**Data excerpts**

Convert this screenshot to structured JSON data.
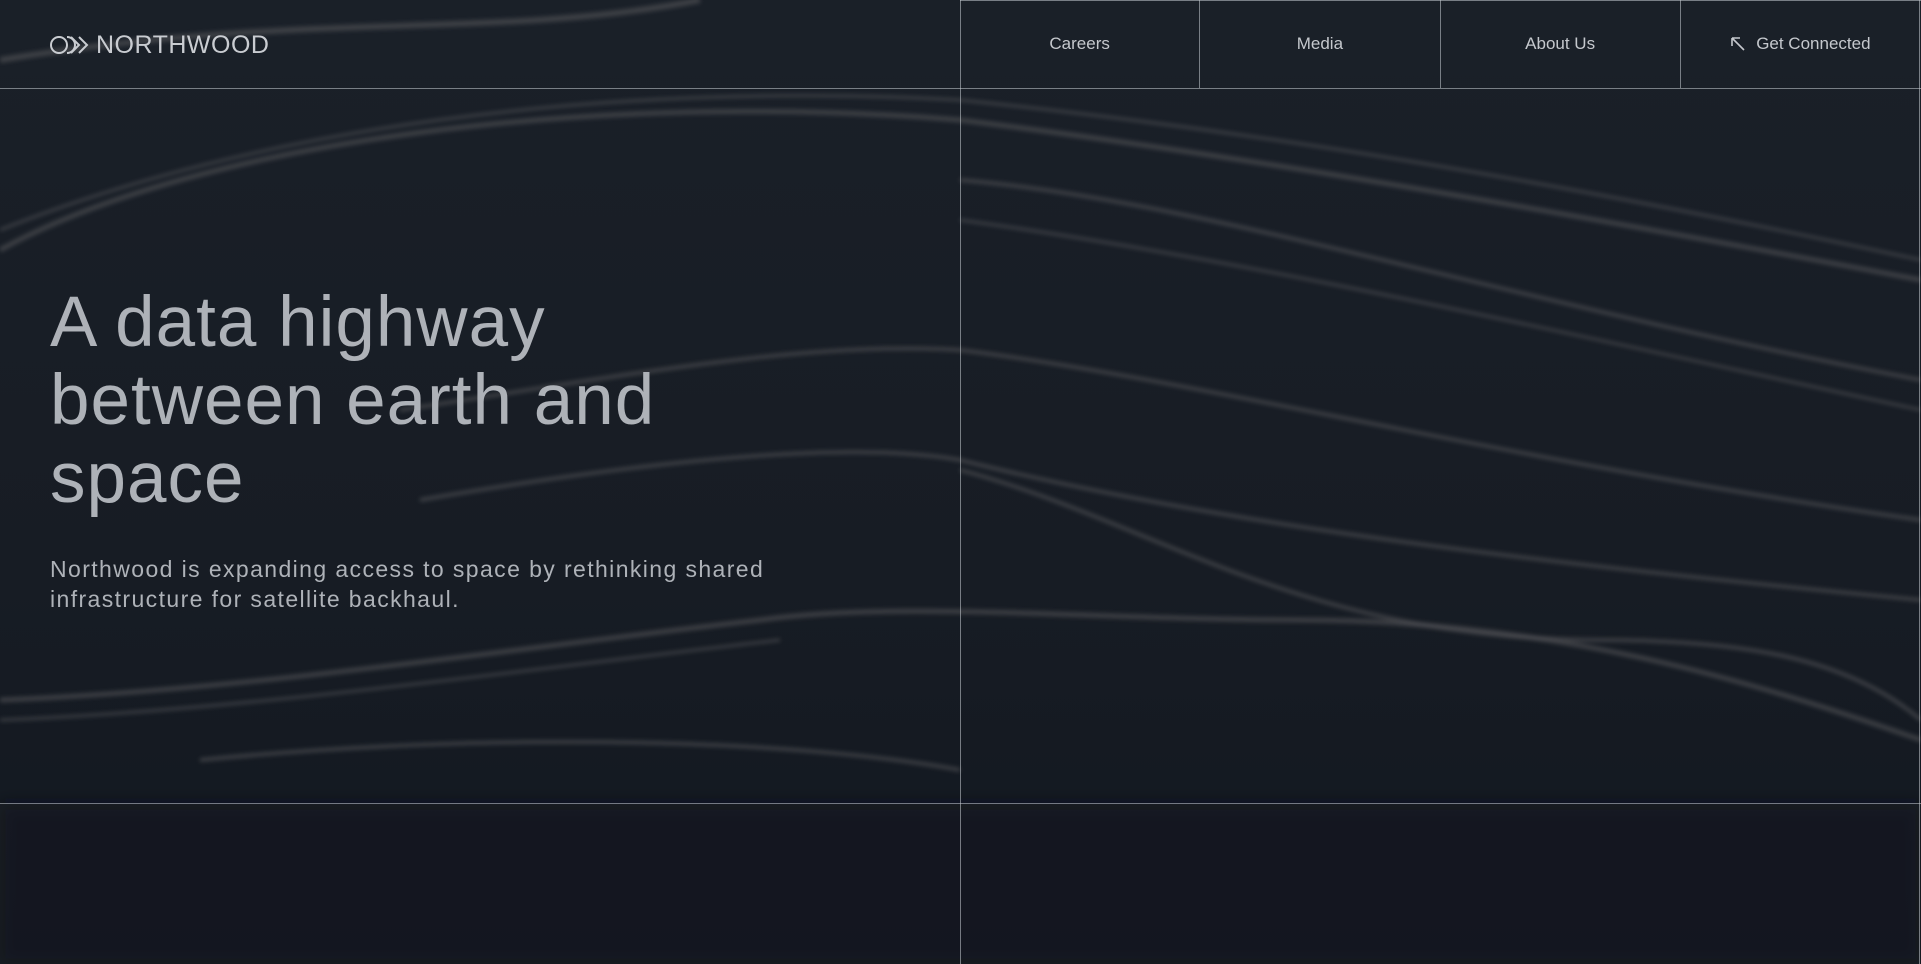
{
  "brand": {
    "name": "NORTHWOOD"
  },
  "nav": {
    "items": [
      {
        "label": "Careers"
      },
      {
        "label": "Media"
      },
      {
        "label": "About Us"
      },
      {
        "label": "Get Connected",
        "icon": "arrow-up-left-icon"
      }
    ]
  },
  "hero": {
    "title": "A data highway between earth and space",
    "subtitle": "Northwood is expanding access to space by rethinking shared infrastructure for satellite backhaul."
  },
  "colors": {
    "background": "#141a22",
    "text": "#aeb2b8",
    "lines": "#c8cdd4"
  }
}
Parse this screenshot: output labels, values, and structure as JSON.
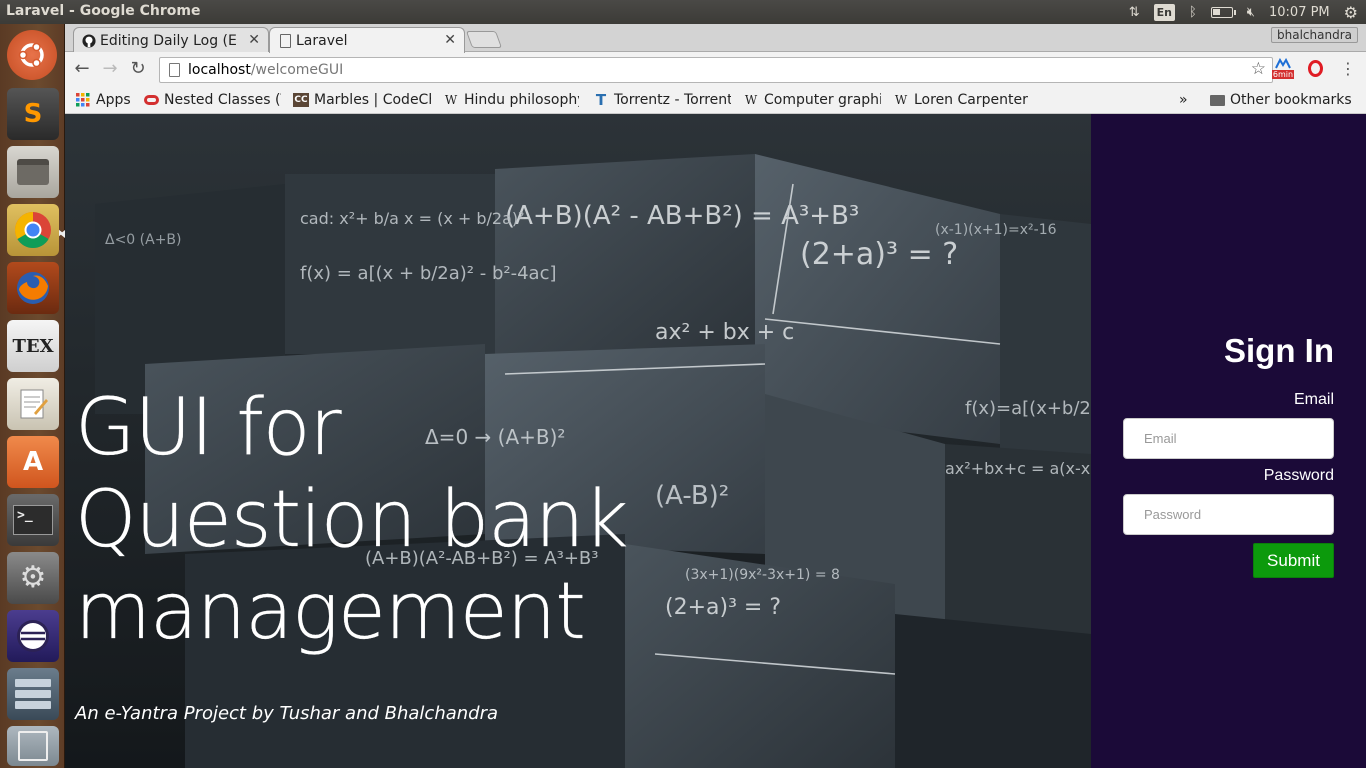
{
  "system_panel": {
    "window_title": "Laravel - Google Chrome",
    "input_language": "En",
    "clock": "10:07 PM",
    "battery_level": 0.45
  },
  "launcher": {
    "items": [
      {
        "name": "ubuntu-dash-icon"
      },
      {
        "name": "sublime-text-icon",
        "glyph": "S"
      },
      {
        "name": "file-manager-icon"
      },
      {
        "name": "chrome-icon",
        "active": true
      },
      {
        "name": "firefox-icon"
      },
      {
        "name": "texmaker-icon",
        "glyph": "TEX"
      },
      {
        "name": "text-editor-icon"
      },
      {
        "name": "software-center-icon",
        "glyph": "A"
      },
      {
        "name": "terminal-icon",
        "glyph": ">_"
      },
      {
        "name": "system-settings-icon"
      },
      {
        "name": "eclipse-icon"
      },
      {
        "name": "workspace-switcher-icon"
      }
    ]
  },
  "browser": {
    "tabs": [
      {
        "title": "Editing Daily Log (E",
        "favicon": "github-icon",
        "active": false
      },
      {
        "title": "Laravel",
        "favicon": "page-icon",
        "active": true
      }
    ],
    "profile_name": "bhalchandra",
    "url_host": "localhost",
    "url_path": "/welcomeGUI",
    "extension_badge": "6min",
    "bookmarks": [
      {
        "label": "Apps",
        "icon": "apps-grid-icon"
      },
      {
        "label": "Nested Classes (T",
        "icon": "oracle-icon"
      },
      {
        "label": "Marbles | CodeCh",
        "icon": "codechef-icon"
      },
      {
        "label": "Hindu philosophy",
        "icon": "wikipedia-icon"
      },
      {
        "label": "Torrentz - Torrent",
        "icon": "torrentz-icon"
      },
      {
        "label": "Computer graphi",
        "icon": "wikipedia-icon"
      },
      {
        "label": "Loren Carpenter",
        "icon": "wikipedia-icon"
      }
    ],
    "other_bookmarks": "Other bookmarks"
  },
  "hero": {
    "title": "GUI for Question bank management",
    "subtitle": "An e-Yantra Project by Tushar and Bhalchandra"
  },
  "signin": {
    "title": "Sign In",
    "email_label": "Email",
    "email_placeholder": "Email",
    "password_label": "Password",
    "password_placeholder": "Password",
    "submit_label": "Submit",
    "accent_color": "#0c9a0c",
    "panel_color": "#1b0a38"
  }
}
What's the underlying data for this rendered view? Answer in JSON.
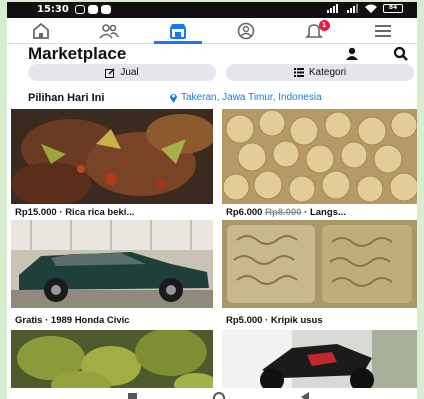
{
  "status_bar": {
    "time": "15:30",
    "battery": "84"
  },
  "nav": {
    "tabs": [
      {
        "name": "home"
      },
      {
        "name": "friends"
      },
      {
        "name": "marketplace",
        "active": true
      },
      {
        "name": "profile"
      },
      {
        "name": "notifications",
        "badge": "1"
      },
      {
        "name": "menu"
      }
    ]
  },
  "header": {
    "title": "Marketplace"
  },
  "actions": {
    "sell_label": "Jual",
    "categories_label": "Kategori"
  },
  "section": {
    "title": "Pilihan Hari Ini",
    "location": "Takeran, Jawa Timur, Indonesia"
  },
  "listings": [
    {
      "price": "Rp15.000",
      "title": "Rica rica beki...",
      "old_price": ""
    },
    {
      "price": "Rp6.000",
      "old_price": "Rp8.000",
      "title": "Langs..."
    },
    {
      "price": "Gratis",
      "title": "1989 Honda Civic",
      "old_price": ""
    },
    {
      "price": "Rp5.000",
      "title": "Kripik usus",
      "old_price": ""
    },
    {
      "price": "",
      "title": "",
      "old_price": ""
    },
    {
      "price": "",
      "title": "",
      "old_price": ""
    }
  ],
  "colors": {
    "accent": "#1877f2",
    "badge": "#e41e3f",
    "pill_bg": "#e4e6eb"
  }
}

**Instructions for the task**
Restate the data above word for word. Do not include the images.

**Worked answer**
Convert this screenshot to structured JSON data.
{
  "brand": {
    "name": "NORTHWOOD"
  },
  "nav": {
    "items": [
      {
        "label": "Careers"
      },
      {
        "label": "Media"
      },
      {
        "label": "About Us"
      },
      {
        "label": "Get Connected",
        "icon": "arrow-up-left-icon"
      }
    ]
  },
  "hero": {
    "title": "A data highway between earth and space",
    "subtitle": "Northwood is expanding access to space by rethinking shared infrastructure for satellite backhaul."
  },
  "colors": {
    "background": "#141a22",
    "text": "#aeb2b8",
    "lines": "#c8cdd4"
  }
}
Parse this screenshot: output labels, values, and structure as JSON.
{
  "system_panel": {
    "window_title": "Laravel - Google Chrome",
    "input_language": "En",
    "clock": "10:07 PM",
    "battery_level": 0.45
  },
  "launcher": {
    "items": [
      {
        "name": "ubuntu-dash-icon"
      },
      {
        "name": "sublime-text-icon",
        "glyph": "S"
      },
      {
        "name": "file-manager-icon"
      },
      {
        "name": "chrome-icon",
        "active": true
      },
      {
        "name": "firefox-icon"
      },
      {
        "name": "texmaker-icon",
        "glyph": "TEX"
      },
      {
        "name": "text-editor-icon"
      },
      {
        "name": "software-center-icon",
        "glyph": "A"
      },
      {
        "name": "terminal-icon",
        "glyph": ">_"
      },
      {
        "name": "system-settings-icon"
      },
      {
        "name": "eclipse-icon"
      },
      {
        "name": "workspace-switcher-icon"
      }
    ]
  },
  "browser": {
    "tabs": [
      {
        "title": "Editing Daily Log (E",
        "favicon": "github-icon",
        "active": false
      },
      {
        "title": "Laravel",
        "favicon": "page-icon",
        "active": true
      }
    ],
    "profile_name": "bhalchandra",
    "url_host": "localhost",
    "url_path": "/welcomeGUI",
    "extension_badge": "6min",
    "bookmarks": [
      {
        "label": "Apps",
        "icon": "apps-grid-icon"
      },
      {
        "label": "Nested Classes (T",
        "icon": "oracle-icon"
      },
      {
        "label": "Marbles | CodeCh",
        "icon": "codechef-icon"
      },
      {
        "label": "Hindu philosophy",
        "icon": "wikipedia-icon"
      },
      {
        "label": "Torrentz - Torrent",
        "icon": "torrentz-icon"
      },
      {
        "label": "Computer graphi",
        "icon": "wikipedia-icon"
      },
      {
        "label": "Loren Carpenter",
        "icon": "wikipedia-icon"
      }
    ],
    "other_bookmarks": "Other bookmarks"
  },
  "hero": {
    "title": "GUI for Question bank management",
    "subtitle": "An e-Yantra Project by Tushar and Bhalchandra"
  },
  "signin": {
    "title": "Sign In",
    "email_label": "Email",
    "email_placeholder": "Email",
    "password_label": "Password",
    "password_placeholder": "Password",
    "submit_label": "Submit",
    "accent_color": "#0c9a0c",
    "panel_color": "#1b0a38"
  }
}
What's the underlying data for this rendered view? Answer in JSON.
{
  "status_bar": {
    "time": "15:30",
    "battery": "84"
  },
  "nav": {
    "tabs": [
      {
        "name": "home"
      },
      {
        "name": "friends"
      },
      {
        "name": "marketplace",
        "active": true
      },
      {
        "name": "profile"
      },
      {
        "name": "notifications",
        "badge": "1"
      },
      {
        "name": "menu"
      }
    ]
  },
  "header": {
    "title": "Marketplace"
  },
  "actions": {
    "sell_label": "Jual",
    "categories_label": "Kategori"
  },
  "section": {
    "title": "Pilihan Hari Ini",
    "location": "Takeran, Jawa Timur, Indonesia"
  },
  "listings": [
    {
      "price": "Rp15.000",
      "title": "Rica rica beki...",
      "old_price": ""
    },
    {
      "price": "Rp6.000",
      "old_price": "Rp8.000",
      "title": "Langs..."
    },
    {
      "price": "Gratis",
      "title": "1989 Honda Civic",
      "old_price": ""
    },
    {
      "price": "Rp5.000",
      "title": "Kripik usus",
      "old_price": ""
    },
    {
      "price": "",
      "title": "",
      "old_price": ""
    },
    {
      "price": "",
      "title": "",
      "old_price": ""
    }
  ],
  "colors": {
    "accent": "#1877f2",
    "badge": "#e41e3f",
    "pill_bg": "#e4e6eb"
  }
}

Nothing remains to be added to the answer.